• _GIVEN EXERCISE_:
Using the listing below, report all lines holding the word "我爱读书".
[Start RECORDS FOR THE TASK]
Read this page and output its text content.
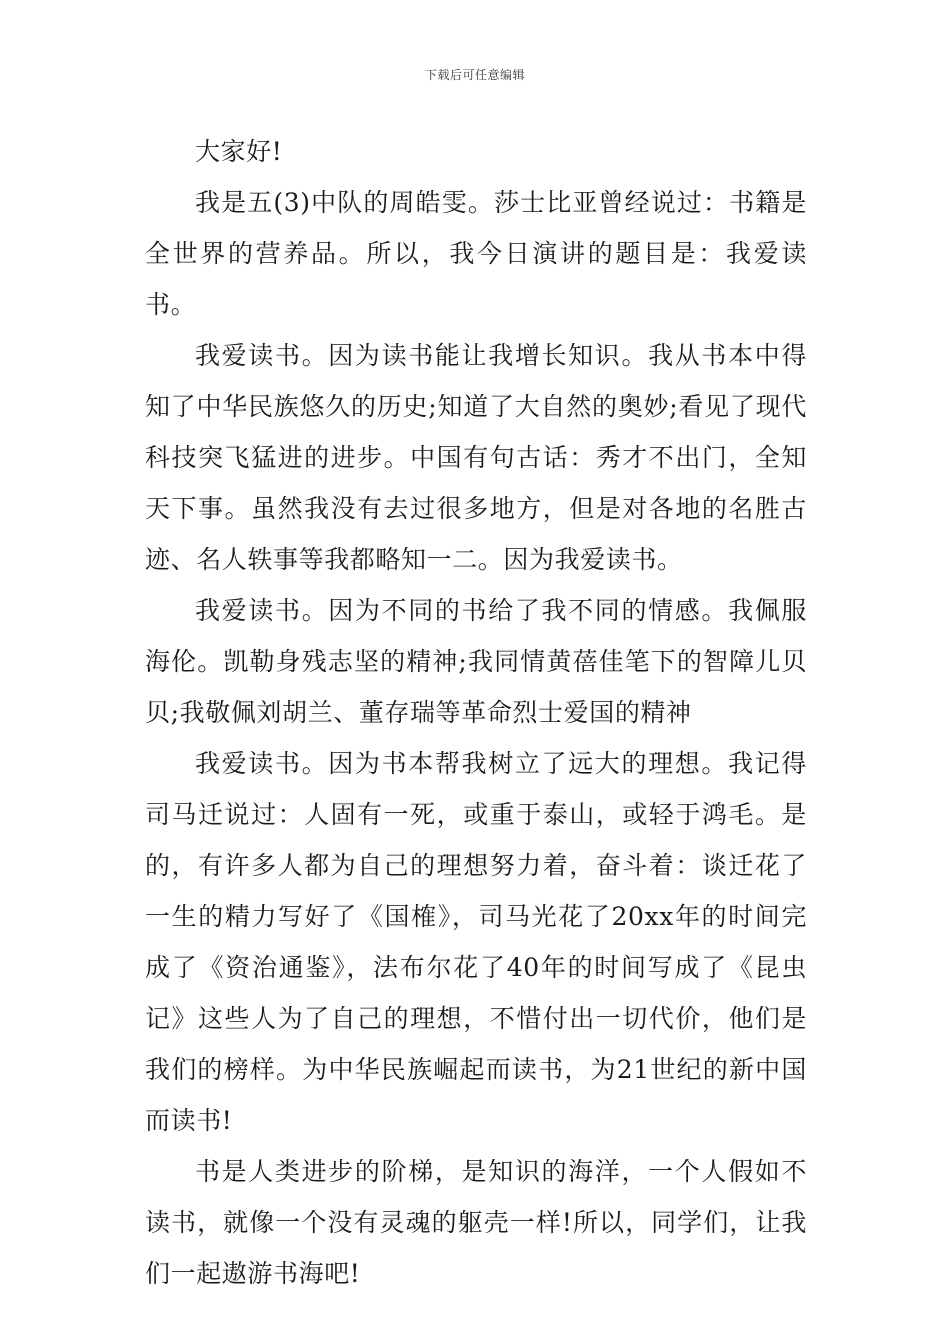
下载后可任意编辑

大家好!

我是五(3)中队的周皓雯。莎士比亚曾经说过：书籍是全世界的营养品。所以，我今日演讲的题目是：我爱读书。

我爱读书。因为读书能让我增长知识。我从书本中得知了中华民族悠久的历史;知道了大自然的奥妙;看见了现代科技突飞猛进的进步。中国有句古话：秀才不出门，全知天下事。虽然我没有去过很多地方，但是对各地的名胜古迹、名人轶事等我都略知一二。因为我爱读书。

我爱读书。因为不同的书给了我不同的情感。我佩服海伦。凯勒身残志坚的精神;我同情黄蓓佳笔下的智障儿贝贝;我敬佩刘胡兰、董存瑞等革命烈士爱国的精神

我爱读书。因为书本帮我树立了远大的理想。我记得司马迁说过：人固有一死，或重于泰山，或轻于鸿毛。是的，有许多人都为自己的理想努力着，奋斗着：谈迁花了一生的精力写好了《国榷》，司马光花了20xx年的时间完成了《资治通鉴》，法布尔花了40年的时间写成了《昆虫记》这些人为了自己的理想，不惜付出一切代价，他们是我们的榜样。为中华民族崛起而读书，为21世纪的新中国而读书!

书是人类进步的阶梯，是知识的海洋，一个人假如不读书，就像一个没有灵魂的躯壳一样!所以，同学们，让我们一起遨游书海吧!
[End RECORDS FOR THE TASK]
• _RESPONSE BELOW_:
我是五(3)中队的周皓雯。莎士比亚曾经说过：书籍是全世界的营养品。所以，我今日演讲的题目是：我爱读书。
我爱读书。因为读书能让我增长知识。我从书本中得知了中华民族悠久的历史;知道了大自然的奥妙;看见了现代科技突飞猛进的进步。中国有句古话：秀才不出门，全知天下事。虽然我没有去过很多地方，但是对各地的名胜古迹、名人轶事等我都略知一二。因为我爱读书。
我爱读书。因为不同的书给了我不同的情感。我佩服海伦。凯勒身残志坚的精神;我同情黄蓓佳笔下的智障儿贝贝;我敬佩刘胡兰、董存瑞等革命烈士爱国的精神
我爱读书。因为书本帮我树立了远大的理想。我记得司马迁说过：人固有一死，或重于泰山，或轻于鸿毛。是的，有许多人都为自己的理想努力着，奋斗着：谈迁花了一生的精力写好了《国榷》，司马光花了20xx年的时间完成了《资治通鉴》，法布尔花了40年的时间写成了《昆虫记》这些人为了自己的理想，不惜付出一切代价，他们是我们的榜样。为中华民族崛起而读书，为21世纪的新中国而读书!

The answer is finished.